What you need to do:
**A.** Say whether each statement agrees with the piece on Beth Tweddle. For each one, answer yes or no and quote the deciding words from the piece: (i) Tweddle's preferred apparatus is the uneven bars; (ii) her coach accepts the routine as perfect; (iii) the visit takes place at a club in Liverpool.
**B.** Write what comes after the last sentence of the piece on Beth Tweddle.

Excerpt to read:

To be frank, it wasn’t that long ago that British gymnasts didn’t have a hope when the Olympics came round. Russia and Romania ran strict gymnastics schools for young girls and turned out champion after champion. Then there were the girls from the USA and China. In Britain, the gymnasts weren’t so much riding in their slipstream as chugging along several miles behind. How things have changed.
We’re at the City of Liverpool Gymnastics Club to meet Beth Tweddle, perhaps the greatest gymnast this country has produced. She’s the figurehead for a wind of change that has transformed the sport in Britain. This morning she’s training on the uneven bars, her preferred piece of apparatus, and she’s mesmerising –spinning and leaping between the bars as sunlight dazzles in the chalk dust that spins from her heavily bandaged hands, creating a halo around her.
Sometimes it’s hard to see where the bars end and her limbs begin. When she lands it’s with feline elegance, just a puff of chalk dust left floating in the air. It seems as if the routine could not be any more perfect. Her coach, Amanda Reddin, thinks otherwise, and Tweddle, 27, is instructed to do the whole routine again.

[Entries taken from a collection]
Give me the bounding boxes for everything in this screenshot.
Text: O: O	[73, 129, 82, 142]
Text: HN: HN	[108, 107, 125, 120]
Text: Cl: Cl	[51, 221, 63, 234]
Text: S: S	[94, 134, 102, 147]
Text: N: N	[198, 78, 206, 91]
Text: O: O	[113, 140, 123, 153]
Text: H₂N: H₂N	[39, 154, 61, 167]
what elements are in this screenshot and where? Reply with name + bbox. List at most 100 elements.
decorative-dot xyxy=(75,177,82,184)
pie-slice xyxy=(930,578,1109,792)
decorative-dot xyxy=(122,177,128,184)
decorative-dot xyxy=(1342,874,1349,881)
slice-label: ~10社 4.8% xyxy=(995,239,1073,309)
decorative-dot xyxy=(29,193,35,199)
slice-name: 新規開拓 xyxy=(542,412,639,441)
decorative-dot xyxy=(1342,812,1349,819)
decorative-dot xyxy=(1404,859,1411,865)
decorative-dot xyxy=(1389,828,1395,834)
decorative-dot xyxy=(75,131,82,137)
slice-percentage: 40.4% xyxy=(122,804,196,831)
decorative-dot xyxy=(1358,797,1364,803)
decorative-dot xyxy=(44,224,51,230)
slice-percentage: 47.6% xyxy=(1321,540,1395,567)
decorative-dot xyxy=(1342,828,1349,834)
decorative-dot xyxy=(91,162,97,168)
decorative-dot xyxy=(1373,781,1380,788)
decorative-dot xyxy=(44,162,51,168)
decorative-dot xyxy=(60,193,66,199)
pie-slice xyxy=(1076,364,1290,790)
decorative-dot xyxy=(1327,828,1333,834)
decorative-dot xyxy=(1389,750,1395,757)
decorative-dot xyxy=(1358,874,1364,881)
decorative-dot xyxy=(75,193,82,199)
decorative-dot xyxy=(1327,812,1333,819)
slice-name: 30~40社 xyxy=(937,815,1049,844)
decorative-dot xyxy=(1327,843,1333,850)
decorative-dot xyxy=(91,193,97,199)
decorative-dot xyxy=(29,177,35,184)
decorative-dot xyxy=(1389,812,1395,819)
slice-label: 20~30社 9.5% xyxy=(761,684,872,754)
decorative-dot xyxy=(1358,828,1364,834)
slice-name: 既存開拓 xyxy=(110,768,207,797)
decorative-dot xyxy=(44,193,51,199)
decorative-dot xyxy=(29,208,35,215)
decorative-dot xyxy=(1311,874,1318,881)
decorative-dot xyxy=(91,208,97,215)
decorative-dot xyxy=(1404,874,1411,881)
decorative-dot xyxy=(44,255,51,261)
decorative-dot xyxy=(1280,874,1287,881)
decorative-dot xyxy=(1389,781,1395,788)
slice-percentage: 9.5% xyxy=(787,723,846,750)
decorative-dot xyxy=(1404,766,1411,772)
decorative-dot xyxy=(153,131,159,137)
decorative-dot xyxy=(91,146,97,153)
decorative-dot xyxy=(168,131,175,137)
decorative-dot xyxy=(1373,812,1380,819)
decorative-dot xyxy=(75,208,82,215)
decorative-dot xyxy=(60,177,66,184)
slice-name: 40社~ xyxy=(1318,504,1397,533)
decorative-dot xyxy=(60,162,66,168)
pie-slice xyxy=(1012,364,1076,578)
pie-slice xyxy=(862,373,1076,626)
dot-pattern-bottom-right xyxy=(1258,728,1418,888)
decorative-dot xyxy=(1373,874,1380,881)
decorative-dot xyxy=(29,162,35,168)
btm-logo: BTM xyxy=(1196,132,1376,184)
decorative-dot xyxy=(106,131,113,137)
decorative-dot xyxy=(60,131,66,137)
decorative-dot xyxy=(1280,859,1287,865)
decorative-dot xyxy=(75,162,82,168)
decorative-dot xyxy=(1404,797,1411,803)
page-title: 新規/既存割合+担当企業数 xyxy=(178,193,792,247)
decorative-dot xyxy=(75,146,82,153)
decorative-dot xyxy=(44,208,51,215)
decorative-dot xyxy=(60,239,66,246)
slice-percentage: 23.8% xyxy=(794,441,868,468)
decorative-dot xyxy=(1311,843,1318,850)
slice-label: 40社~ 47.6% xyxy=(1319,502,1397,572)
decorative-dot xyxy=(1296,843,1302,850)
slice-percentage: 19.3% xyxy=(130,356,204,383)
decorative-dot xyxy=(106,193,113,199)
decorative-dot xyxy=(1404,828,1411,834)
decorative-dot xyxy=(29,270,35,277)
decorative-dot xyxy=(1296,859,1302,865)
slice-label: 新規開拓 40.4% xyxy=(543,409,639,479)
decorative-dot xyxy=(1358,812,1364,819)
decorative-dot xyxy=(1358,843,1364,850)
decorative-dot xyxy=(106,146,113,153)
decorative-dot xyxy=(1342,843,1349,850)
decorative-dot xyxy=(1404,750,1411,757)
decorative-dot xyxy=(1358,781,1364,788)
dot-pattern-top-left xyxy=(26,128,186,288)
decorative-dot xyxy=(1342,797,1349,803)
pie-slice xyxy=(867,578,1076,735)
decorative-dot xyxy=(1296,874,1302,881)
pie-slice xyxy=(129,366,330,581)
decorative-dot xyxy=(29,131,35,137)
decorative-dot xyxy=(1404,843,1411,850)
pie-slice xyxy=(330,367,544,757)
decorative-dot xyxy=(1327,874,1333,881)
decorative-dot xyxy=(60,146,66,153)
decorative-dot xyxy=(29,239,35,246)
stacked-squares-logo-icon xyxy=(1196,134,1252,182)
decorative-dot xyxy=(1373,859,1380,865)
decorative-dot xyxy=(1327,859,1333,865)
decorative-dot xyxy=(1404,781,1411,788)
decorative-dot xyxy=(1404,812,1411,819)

Answers by item number:
**A.**
(i) Yes: "This morning she’s training on the uneven bars, her preferred piece of apparatus"
(ii) No: "Her coach, Amanda Reddin, thinks otherwise, and Tweddle, 27, is instructed to do the whole routine again."
(iii) Yes: "We’re at the City of Liverpool Gymnastics Club to meet Beth Tweddle"

**B.**
But all that physical work comes at a cost. Tweddle has broken her ankles six times, her shoulder three times and both cheekbones. As recently as May she had keyhole surgery to repair a tear in the tissue of her left knee. Now, coated in chalk, Tweddle mounts the bars again and throws more daring turns, illustrating the sheer power and grace of artistic gymnastics.
In Beijing, she took a step back on her dismount from the uneven bars and as a result lost the bronze medal by 0.0025 of a point. “That’s why you have to train so hard,” she says. “Every tiny fraction of a point matters. Everything has to be right. There are no short-cuts.”
Is she never driven mad by the repetition? “Of course! It drives me nuts sometimes. We write down what we’ve done in every session, and at times I’m so fed up that I take it out on the pen and push so hard that when I get home I realise I’ve gone through about five pages.”
Tweddle was born in Johannesburg, South Africa, and moved to Cheshire with her parents Jerry and Anne and her brother James when she was just 18 months old. She took up the sport at Hartford School of Gymnastics aged seven, after trying ballet, horse riding and hockey.
“I don’t think I was very talented as a gymnast when I started but I was fearless, and that’s what you need in young gymnasts. It’s the one thing you can’t teach.” By the time Tweddle was nine, she was in the British junior national team. A move to the City of Liverpool Gymnastics Club when she was 12 meant she came under the wing of her coach, Reddin, and her career blossomed.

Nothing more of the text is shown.